▶ _What you should do_
Transcribe the material word for word, but without the images.

## BEGIN Material provided

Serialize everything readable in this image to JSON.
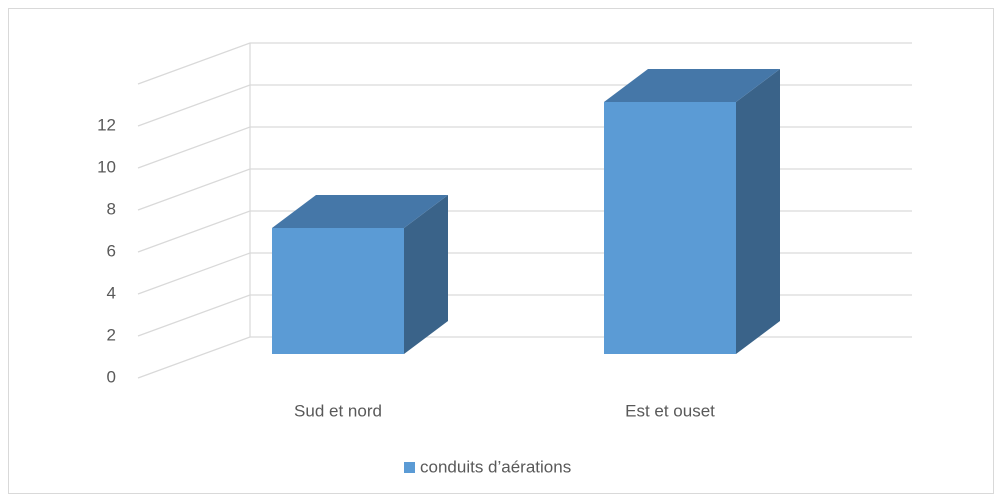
{
  "chart_data": {
    "type": "bar3d",
    "categories": [
      "Sud et nord",
      "Est et ouset"
    ],
    "series": [
      {
        "name": "conduits d’aérations",
        "color": "#5b9bd5",
        "values": [
          6,
          12
        ]
      }
    ],
    "ylim": [
      0,
      14
    ],
    "yticks": [
      0,
      2,
      4,
      6,
      8,
      10,
      12
    ],
    "grid": true,
    "legend": "bottom"
  }
}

## END Material provided

▶ _Answer for the task_
Serialize everything readable in this image to JSON.
{
  "chart_data": {
    "type": "bar3d",
    "categories": [
      "Sud et nord",
      "Est et ouset"
    ],
    "series": [
      {
        "name": "conduits d’aérations",
        "color": "#5b9bd5",
        "values": [
          6,
          12
        ]
      }
    ],
    "ylim": [
      0,
      14
    ],
    "yticks": [
      0,
      2,
      4,
      6,
      8,
      10,
      12
    ],
    "grid": true,
    "legend": "bottom"
  }
}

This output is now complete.